Passage shown =
Pictured: Tamisha McKenzie with her children.
Article written by: Alan Johnson, NAMI Ohio Contract Writer
Tamisha McKenzie faced one of the toughest choices a parent may ever have to make – giving up custody of her child so she should get the mental health help she needed.
McKenzie has no regrets about doing the right thing – then or now.
“I needed her to be well. There was nothing I could do to help her. I was so hopeless,” Tamisha said. “Anything anybody could offer I was willing to take. I wanted my daughter back, but I was willing to do whatever I had to do to make sure she was safe, and we were safe.”
Tamisha eventually regained custody of her daughter, who is now a freshman in college. Tamisha is using her experience and expertise as a parent peer support trainer and coordinator for NAMI Ohio.
NAMI Ohio supports the OhioRISE program (https://managedcare.medicaid.ohio.gov/wps/portal/gov/manc/managed-care/ohiorise/ohiorise) unveiled recently by Gov. Mike DeWine’s administration. Part of the specialized managed care program for children and youth with behavioral health issues would “utilize a new waiver to target the most in need and vulnerable families and children to prevent custody relinquishment.”
Unfortunately, Tamisha didn’t have OhioRISE when severe behavioral problems began developing with Raven, the youngest of her three children, after Teyah and Brendan.
A native of Steubenville, Tamisha moved to Columbus as a child. She spent 20 years as a licensed hairstylist before becoming involved with NAMI, first as the parent of a troubled teen involved in a family training class, and then as a staff member.

Source material =
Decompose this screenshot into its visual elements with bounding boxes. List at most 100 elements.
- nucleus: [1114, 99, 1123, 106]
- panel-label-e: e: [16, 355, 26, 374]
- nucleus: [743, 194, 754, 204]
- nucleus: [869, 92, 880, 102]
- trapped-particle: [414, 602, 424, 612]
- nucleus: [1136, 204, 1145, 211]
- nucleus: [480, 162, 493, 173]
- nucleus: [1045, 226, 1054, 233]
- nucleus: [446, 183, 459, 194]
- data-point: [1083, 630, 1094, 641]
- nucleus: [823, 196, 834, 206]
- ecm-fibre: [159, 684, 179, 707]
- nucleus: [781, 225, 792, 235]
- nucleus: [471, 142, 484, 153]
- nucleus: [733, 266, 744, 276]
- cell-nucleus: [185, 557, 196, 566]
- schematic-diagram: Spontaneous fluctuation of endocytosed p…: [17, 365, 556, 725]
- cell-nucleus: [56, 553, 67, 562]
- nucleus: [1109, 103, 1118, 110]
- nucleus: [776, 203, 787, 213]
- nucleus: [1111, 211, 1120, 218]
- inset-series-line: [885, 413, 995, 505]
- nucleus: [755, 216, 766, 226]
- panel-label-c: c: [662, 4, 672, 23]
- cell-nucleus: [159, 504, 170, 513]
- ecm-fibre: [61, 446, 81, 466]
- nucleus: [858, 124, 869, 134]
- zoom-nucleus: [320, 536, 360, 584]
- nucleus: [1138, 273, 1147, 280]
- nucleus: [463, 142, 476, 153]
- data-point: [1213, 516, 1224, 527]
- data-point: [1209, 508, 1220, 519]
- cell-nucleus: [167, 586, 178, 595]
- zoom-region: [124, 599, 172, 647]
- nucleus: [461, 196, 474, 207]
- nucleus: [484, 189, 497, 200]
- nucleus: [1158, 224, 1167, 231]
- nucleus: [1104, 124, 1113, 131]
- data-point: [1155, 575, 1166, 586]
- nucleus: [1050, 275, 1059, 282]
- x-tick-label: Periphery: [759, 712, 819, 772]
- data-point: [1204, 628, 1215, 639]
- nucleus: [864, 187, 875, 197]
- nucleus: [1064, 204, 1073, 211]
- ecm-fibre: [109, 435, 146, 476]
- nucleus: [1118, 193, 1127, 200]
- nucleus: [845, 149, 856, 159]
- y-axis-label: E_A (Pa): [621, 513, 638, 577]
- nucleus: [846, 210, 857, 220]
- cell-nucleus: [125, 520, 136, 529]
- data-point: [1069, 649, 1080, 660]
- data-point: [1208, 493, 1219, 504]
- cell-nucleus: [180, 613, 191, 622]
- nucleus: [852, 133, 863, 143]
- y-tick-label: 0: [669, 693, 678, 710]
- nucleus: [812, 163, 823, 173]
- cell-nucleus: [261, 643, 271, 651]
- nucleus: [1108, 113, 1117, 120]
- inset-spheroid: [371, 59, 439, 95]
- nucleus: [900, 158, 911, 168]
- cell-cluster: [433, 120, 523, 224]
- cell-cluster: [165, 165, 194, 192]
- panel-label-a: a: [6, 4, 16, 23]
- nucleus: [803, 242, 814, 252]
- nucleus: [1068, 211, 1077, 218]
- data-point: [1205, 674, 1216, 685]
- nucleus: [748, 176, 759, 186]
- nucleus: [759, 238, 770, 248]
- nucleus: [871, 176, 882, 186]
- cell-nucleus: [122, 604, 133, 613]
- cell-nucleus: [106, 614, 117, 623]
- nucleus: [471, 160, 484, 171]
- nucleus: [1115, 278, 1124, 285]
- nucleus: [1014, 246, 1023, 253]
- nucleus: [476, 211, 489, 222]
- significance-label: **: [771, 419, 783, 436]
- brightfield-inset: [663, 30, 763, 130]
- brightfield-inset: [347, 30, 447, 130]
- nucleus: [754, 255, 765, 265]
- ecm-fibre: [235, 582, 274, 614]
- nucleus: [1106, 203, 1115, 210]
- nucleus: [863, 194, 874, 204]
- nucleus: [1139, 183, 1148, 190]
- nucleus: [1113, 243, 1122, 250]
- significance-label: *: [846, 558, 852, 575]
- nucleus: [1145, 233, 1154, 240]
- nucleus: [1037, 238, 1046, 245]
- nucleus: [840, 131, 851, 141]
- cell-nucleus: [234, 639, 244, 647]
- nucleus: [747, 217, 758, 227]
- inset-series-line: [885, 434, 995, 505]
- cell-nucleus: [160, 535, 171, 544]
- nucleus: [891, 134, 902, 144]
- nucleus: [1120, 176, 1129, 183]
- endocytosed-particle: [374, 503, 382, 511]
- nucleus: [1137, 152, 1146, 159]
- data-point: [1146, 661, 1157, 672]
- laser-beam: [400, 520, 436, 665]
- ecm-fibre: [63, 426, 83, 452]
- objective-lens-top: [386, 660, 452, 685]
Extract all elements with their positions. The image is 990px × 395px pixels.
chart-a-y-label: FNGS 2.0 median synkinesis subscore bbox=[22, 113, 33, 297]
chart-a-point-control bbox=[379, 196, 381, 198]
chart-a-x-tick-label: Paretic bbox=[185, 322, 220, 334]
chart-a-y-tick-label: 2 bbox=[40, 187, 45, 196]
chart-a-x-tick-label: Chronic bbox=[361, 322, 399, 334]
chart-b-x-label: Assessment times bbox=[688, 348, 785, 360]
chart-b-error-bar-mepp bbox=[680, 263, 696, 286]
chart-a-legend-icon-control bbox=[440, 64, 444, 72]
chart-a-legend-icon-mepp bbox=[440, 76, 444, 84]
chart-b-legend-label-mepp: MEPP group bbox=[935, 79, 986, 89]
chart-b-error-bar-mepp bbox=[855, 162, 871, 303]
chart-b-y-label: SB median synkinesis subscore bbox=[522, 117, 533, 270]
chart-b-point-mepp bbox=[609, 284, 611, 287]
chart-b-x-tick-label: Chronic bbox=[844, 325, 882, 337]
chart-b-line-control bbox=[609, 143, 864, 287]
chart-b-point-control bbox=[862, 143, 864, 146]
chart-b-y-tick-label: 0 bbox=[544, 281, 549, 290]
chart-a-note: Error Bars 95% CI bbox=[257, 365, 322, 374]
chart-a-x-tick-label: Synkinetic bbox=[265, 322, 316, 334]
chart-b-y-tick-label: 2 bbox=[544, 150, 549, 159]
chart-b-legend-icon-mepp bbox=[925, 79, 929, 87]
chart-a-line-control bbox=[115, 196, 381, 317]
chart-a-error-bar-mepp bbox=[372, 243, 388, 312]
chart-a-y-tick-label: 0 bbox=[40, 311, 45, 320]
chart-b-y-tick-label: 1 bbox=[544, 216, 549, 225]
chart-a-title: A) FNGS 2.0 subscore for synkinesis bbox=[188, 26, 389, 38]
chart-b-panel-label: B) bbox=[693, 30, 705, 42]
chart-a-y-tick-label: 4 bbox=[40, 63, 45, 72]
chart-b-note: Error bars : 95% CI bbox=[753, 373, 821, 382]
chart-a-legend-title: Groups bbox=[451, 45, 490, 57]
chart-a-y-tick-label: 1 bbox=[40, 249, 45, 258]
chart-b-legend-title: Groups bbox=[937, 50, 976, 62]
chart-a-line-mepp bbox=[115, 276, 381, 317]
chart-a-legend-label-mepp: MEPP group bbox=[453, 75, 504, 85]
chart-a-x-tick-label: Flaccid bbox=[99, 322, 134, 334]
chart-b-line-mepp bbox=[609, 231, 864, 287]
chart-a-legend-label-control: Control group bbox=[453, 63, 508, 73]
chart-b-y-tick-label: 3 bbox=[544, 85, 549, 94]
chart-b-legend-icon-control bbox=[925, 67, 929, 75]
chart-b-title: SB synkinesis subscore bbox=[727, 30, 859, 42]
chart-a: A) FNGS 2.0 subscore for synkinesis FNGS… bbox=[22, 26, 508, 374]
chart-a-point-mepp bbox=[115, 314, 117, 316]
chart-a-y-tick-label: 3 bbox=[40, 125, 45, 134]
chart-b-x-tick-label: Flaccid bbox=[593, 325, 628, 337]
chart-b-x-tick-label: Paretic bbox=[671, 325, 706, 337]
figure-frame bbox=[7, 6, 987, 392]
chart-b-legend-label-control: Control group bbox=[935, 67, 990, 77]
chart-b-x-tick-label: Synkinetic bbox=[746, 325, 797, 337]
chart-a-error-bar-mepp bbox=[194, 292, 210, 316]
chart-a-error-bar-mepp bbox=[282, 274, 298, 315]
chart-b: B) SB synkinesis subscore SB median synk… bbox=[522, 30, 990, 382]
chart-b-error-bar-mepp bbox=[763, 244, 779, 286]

Required tasks =
1. In the article about Tamisha McKenzie, rewrite the paragraph beginning "A native of Steubenville" more briefly, keeping its main facts.
2. Carry the article about Tamisha McKenzie forward from its final sentence.

Results in order =
1. Born in Steubenville, Tamisha moved to Columbus as a child and worked for 20 years as a licensed hairstylist. She first came to NAMI as the parent of a troubled teen in a family training class and later joined its staff.

2.
When Raven began lashing out, sometimes violently, Tamisha said she didn’t know how to help her daughter. She tried to work with school officials, police, and other agencies, but things just got worse with Raven showing explosive behavior, anxiety, and manic episodes. She hid in a crawl space under the house and wouldn’t come out, ran away from home, pounded holes in the walls with a hammer, and destroyed things in her brother’s room.
Things came to a head when Raven attacked Tamisha, and the police had to be summoned, not for the first time.
Something had to be done.
“I was afraid somebody was going to die,” Tamisha said.
With nowhere to turn and fearing for the lives of her children and her own life, Tamisha made the heart-wrenching decision to give up custody of Raven so she could be sent to treatment facilities and receive the care she so badly needed.
“When I think about it now, I felt relieved. That was my first reaction. I felt relieved because I couldn’t parent my child anymore. It was a hurtful situation.”
Raven received residential treatment at several facilities inside and outside Ohio. With help, she learned to recognize signs of her rising anxiety and anger and developed tools to deal with them without explosive behavior.
Raven graduated from Columbus South High School earlier this year and is now studying at Akron University.
“We’ve had some hiccups, but it was never like it was before,” Tamisha said.
“What drove me was the love I had I had for my daughter. I loved her, but I couldn’t stand what she’s doing. At the end of the day, I love her.”
“I would encourage parents to operate from a feeling of love,” Tamisha continued. “Do what your heart is telling you. Push down worrying about who might be judging you.”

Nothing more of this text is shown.